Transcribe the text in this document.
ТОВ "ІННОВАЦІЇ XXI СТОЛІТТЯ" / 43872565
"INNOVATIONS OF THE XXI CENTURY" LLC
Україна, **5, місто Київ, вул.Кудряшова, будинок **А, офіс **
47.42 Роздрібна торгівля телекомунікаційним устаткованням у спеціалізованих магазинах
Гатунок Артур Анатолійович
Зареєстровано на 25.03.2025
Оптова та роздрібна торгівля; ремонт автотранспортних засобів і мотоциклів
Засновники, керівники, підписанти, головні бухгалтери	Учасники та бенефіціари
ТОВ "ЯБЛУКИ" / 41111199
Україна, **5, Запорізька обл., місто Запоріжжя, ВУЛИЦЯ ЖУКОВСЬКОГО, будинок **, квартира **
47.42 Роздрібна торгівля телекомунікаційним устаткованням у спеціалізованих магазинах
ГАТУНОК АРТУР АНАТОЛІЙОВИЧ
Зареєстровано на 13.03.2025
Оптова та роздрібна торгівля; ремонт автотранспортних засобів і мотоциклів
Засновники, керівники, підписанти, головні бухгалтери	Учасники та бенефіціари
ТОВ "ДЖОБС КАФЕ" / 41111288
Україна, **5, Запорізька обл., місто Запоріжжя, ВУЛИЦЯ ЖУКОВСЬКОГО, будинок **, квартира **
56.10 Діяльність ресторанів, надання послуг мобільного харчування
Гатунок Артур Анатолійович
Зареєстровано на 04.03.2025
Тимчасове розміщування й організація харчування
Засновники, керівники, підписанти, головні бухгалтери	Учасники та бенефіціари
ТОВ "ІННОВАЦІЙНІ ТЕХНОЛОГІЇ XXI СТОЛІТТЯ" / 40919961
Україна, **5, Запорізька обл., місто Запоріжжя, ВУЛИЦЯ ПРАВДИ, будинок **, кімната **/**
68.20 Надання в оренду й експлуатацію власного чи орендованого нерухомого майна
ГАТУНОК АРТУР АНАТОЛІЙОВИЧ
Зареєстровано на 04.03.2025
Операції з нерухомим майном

* _REQUEST_
Reproduce the records word for word.

* _RESULT_
Transcribe the text in this document.
ТОВ "ІННОВАЦІЇ XXI СТОЛІТТЯ" / 43872565
"INNOVATIONS OF THE XXI CENTURY" LLC
Україна, **5, місто Київ, вул.Кудряшова, будинок **А, офіс **
47.42 Роздрібна торгівля телекомунікаційним устаткованням у спеціалізованих магазинах
Гатунок Артур Анатолійович
Зареєстровано на 25.03.2025
Оптова та роздрібна торгівля; ремонт автотранспортних засобів і мотоциклів
Засновники, керівники, підписанти, головні бухгалтери	Учасники та бенефіціари
ТОВ "ЯБЛУКИ" / 41111199
Україна, **5, Запорізька обл., місто Запоріжжя, ВУЛИЦЯ ЖУКОВСЬКОГО, будинок **, квартира **
47.42 Роздрібна торгівля телекомунікаційним устаткованням у спеціалізованих магазинах
ГАТУНОК АРТУР АНАТОЛІЙОВИЧ
Зареєстровано на 13.03.2025
Оптова та роздрібна торгівля; ремонт автотранспортних засобів і мотоциклів
Засновники, керівники, підписанти, головні бухгалтери	Учасники та бенефіціари
ТОВ "ДЖОБС КАФЕ" / 41111288
Україна, **5, Запорізька обл., місто Запоріжжя, ВУЛИЦЯ ЖУКОВСЬКОГО, будинок **, квартира **
56.10 Діяльність ресторанів, надання послуг мобільного харчування
Гатунок Артур Анатолійович
Зареєстровано на 04.03.2025
Тимчасове розміщування й організація харчування
Засновники, керівники, підписанти, головні бухгалтери	Учасники та бенефіціари
ТОВ "ІННОВАЦІЙНІ ТЕХНОЛОГІЇ XXI СТОЛІТТЯ" / 40919961
Україна, **5, Запорізька обл., місто Запоріжжя, ВУЛИЦЯ ПРАВДИ, будинок **, кімната **/**
68.20 Надання в оренду й експлуатацію власного чи орендованого нерухомого майна
ГАТУНОК АРТУР АНАТОЛІЙОВИЧ
Зареєстровано на 04.03.2025
Операції з нерухомим майном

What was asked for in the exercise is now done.